**YOUR OBJECTIVE:**
In the listing below, locate the lines that hold "계속하여" and copy them.

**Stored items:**

>> START

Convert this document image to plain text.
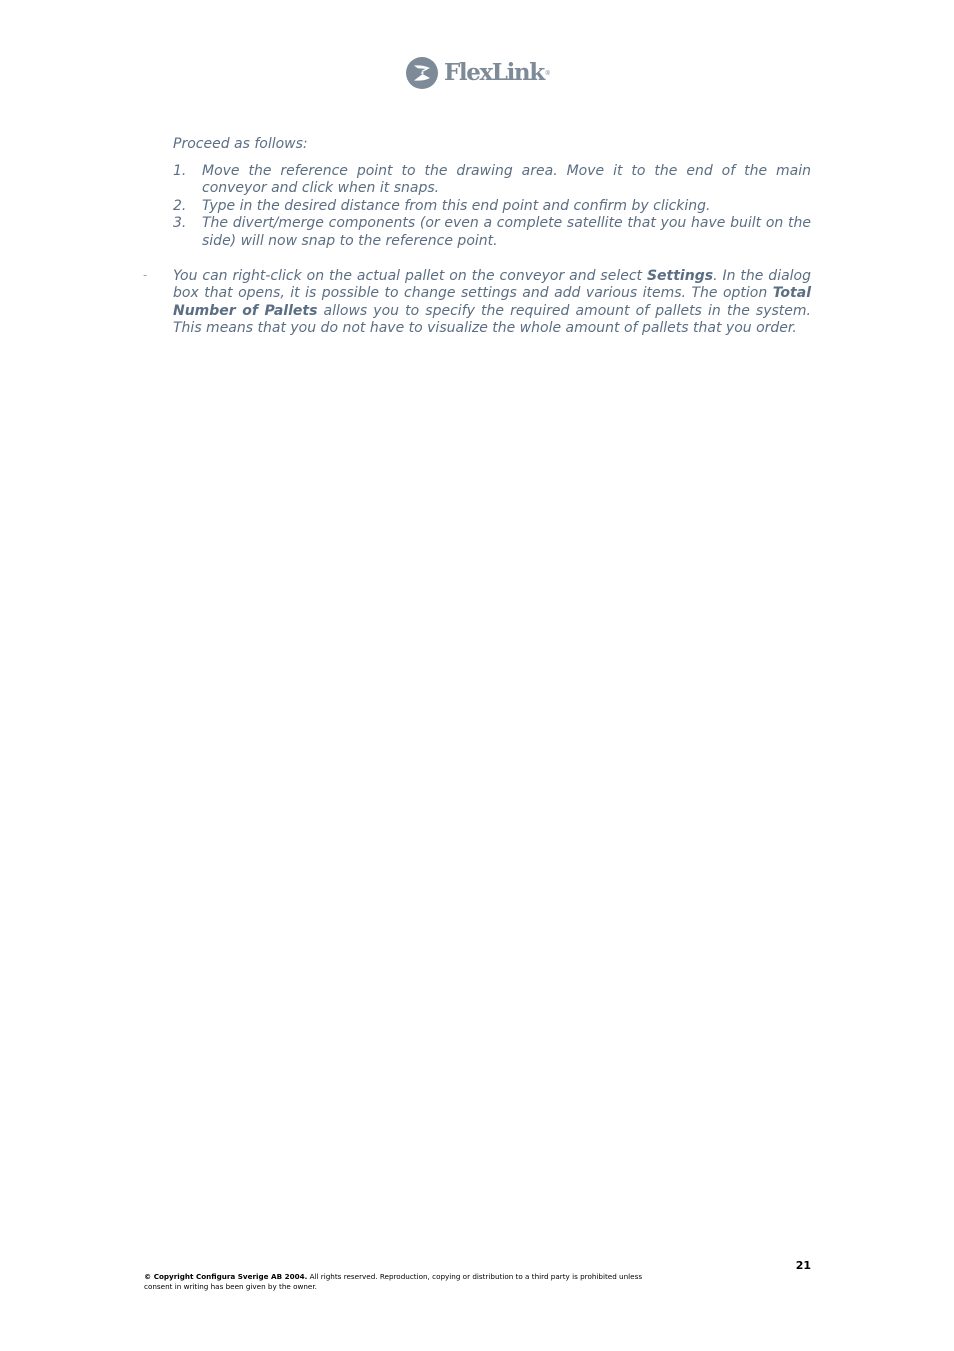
FlexLink ®

Proceed as follows:

1. Move the reference point to the drawing area. Move it to the end of the main conveyor and click when it snaps.
2. Type in the desired distance from this end point and confirm by clicking.
3. The divert/merge components (or even a complete satellite that you have built on the side) will now snap to the reference point.

- You can right-click on the actual pallet on the conveyor and select Settings. In the dialog box that opens, it is possible to change settings and add various items. The option Total Number of Pallets allows you to specify the required amount of pallets in the system. This means that you do not have to visualize the whole amount of pallets that you order.

21
© Copyright Configura Sverige AB 2004. All rights reserved. Reproduction, copying or distribution to a third party is prohibited unless
consent in writing has been given by the owner.
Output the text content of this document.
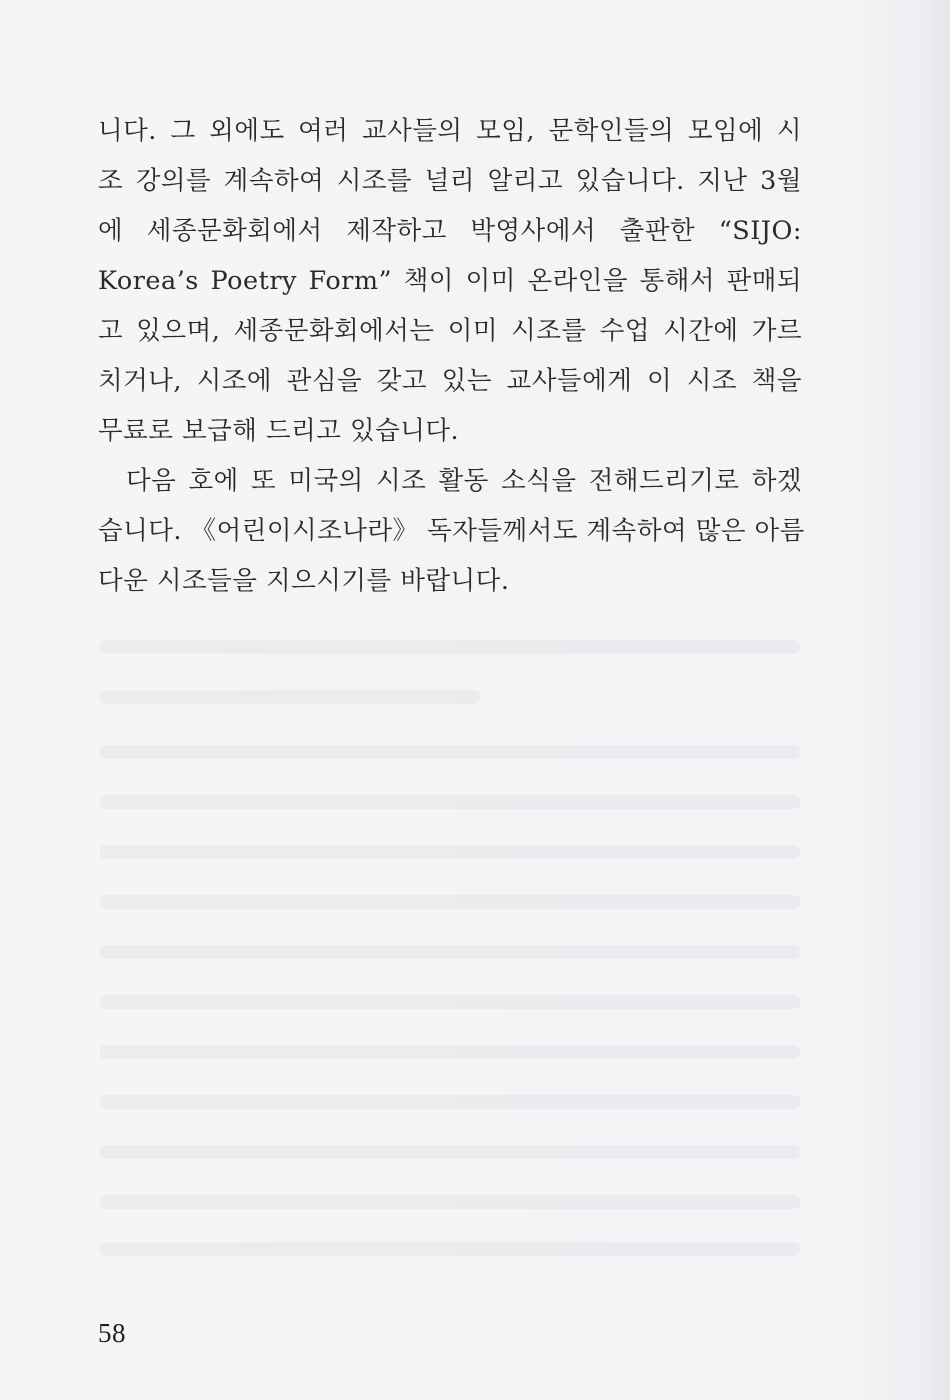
니다. 그 외에도 여러 교사들의 모임, 문학인들의 모임에 시
조 강의를 계속하여 시조를 널리 알리고 있습니다. 지난 3월
에 세종문화회에서 제작하고 박영사에서 출판한 “SIJO:
Korea’s Poetry Form” 책이 이미 온라인을 통해서 판매되
고 있으며, 세종문화회에서는 이미 시조를 수업 시간에 가르
치거나, 시조에 관심을 갖고 있는 교사들에게 이 시조 책을
무료로 보급해 드리고 있습니다.
다음 호에 또 미국의 시조 활동 소식을 전해드리기로 하겠
습니다. 《어린이시조나라》 독자들께서도 계속하여 많은 아름
다운 시조들을 지으시기를 바랍니다.
58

>> END

**FULL RESPONSE:**
조 강의를 계속하여 시조를 널리 알리고 있습니다. 지난 3월
습니다. 《어린이시조나라》 독자들께서도 계속하여 많은 아름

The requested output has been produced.